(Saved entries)
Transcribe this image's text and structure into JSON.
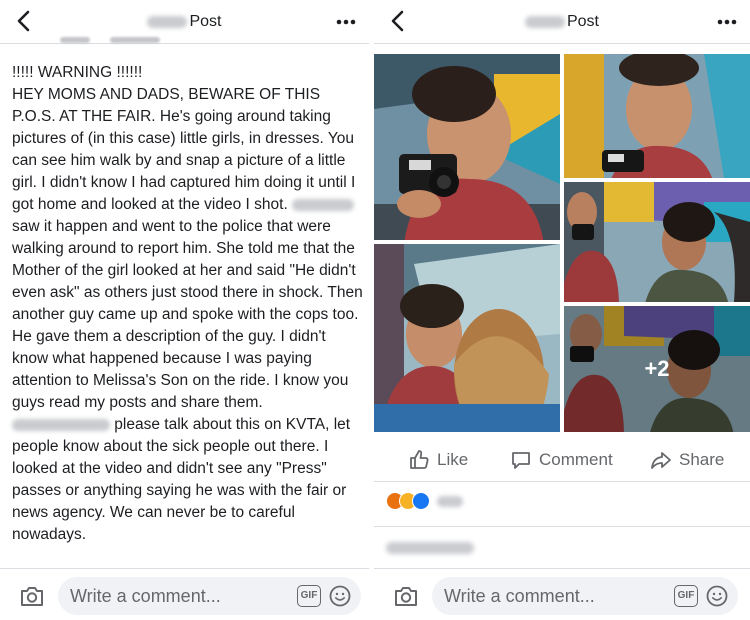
{
  "left": {
    "header": {
      "title": "Post"
    },
    "post": {
      "text_a": "!!!!! WARNING !!!!!!\nHEY MOMS AND DADS, BEWARE OF THIS P.O.S. AT THE FAIR. He's going around taking pictures of (in this case) little girls, in dresses. You can see him walk by and snap a picture of a little girl. I didn't know I had captured him doing it until I got home and looked at the video I shot. ",
      "text_b": " saw it happen and went to the police that were walking around to report him. She told me that the Mother of the girl looked at her and said \"He didn't even ask\" as others just stood there in shock. Then another guy came up and spoke with the cops too. He gave them a description of the guy. I didn't know what happened because I was paying attention to Melissa's Son on the ride. I know you guys read my posts and share them. ",
      "text_c": " please talk about this on KVTA, let people know about the sick people out there. I looked at the video and didn't see any \"Press\" passes or anything saying he was with the fair or news agency. We can never be to careful nowadays."
    },
    "comment_bar": {
      "placeholder": "Write a comment...",
      "gif_label": "GIF"
    }
  },
  "right": {
    "header": {
      "title": "Post"
    },
    "photos": {
      "more_count": "+2"
    },
    "actions": {
      "like": "Like",
      "comment": "Comment",
      "share": "Share"
    },
    "reactions": [
      "angry",
      "wow",
      "like"
    ],
    "comment_bar": {
      "placeholder": "Write a comment...",
      "gif_label": "GIF"
    }
  },
  "colors": {
    "text": "#1c1e21",
    "secondary": "#65676b",
    "input_bg": "#f0f2f5",
    "divider": "#dadde1",
    "like_blue": "#1877f2",
    "angry_orange": "#e9710f",
    "wow_yellow": "#f7b125"
  }
}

### Objective
Return each line of the data, keeping its wording exact and omitting pictures.

### Output of the task
Transcribe this image's text and structure into JSON.
{
  "left": {
    "header": {
      "title": "Post"
    },
    "post": {
      "text_a": "!!!!! WARNING !!!!!!\nHEY MOMS AND DADS, BEWARE OF THIS P.O.S. AT THE FAIR. He's going around taking pictures of (in this case) little girls, in dresses. You can see him walk by and snap a picture of a little girl. I didn't know I had captured him doing it until I got home and looked at the video I shot. ",
      "text_b": " saw it happen and went to the police that were walking around to report him. She told me that the Mother of the girl looked at her and said \"He didn't even ask\" as others just stood there in shock. Then another guy came up and spoke with the cops too. He gave them a description of the guy. I didn't know what happened because I was paying attention to Melissa's Son on the ride. I know you guys read my posts and share them. ",
      "text_c": " please talk about this on KVTA, let people know about the sick people out there. I looked at the video and didn't see any \"Press\" passes or anything saying he was with the fair or news agency. We can never be to careful nowadays."
    },
    "comment_bar": {
      "placeholder": "Write a comment...",
      "gif_label": "GIF"
    }
  },
  "right": {
    "header": {
      "title": "Post"
    },
    "photos": {
      "more_count": "+2"
    },
    "actions": {
      "like": "Like",
      "comment": "Comment",
      "share": "Share"
    },
    "reactions": [
      "angry",
      "wow",
      "like"
    ],
    "comment_bar": {
      "placeholder": "Write a comment...",
      "gif_label": "GIF"
    }
  },
  "colors": {
    "text": "#1c1e21",
    "secondary": "#65676b",
    "input_bg": "#f0f2f5",
    "divider": "#dadde1",
    "like_blue": "#1877f2",
    "angry_orange": "#e9710f",
    "wow_yellow": "#f7b125"
  }
}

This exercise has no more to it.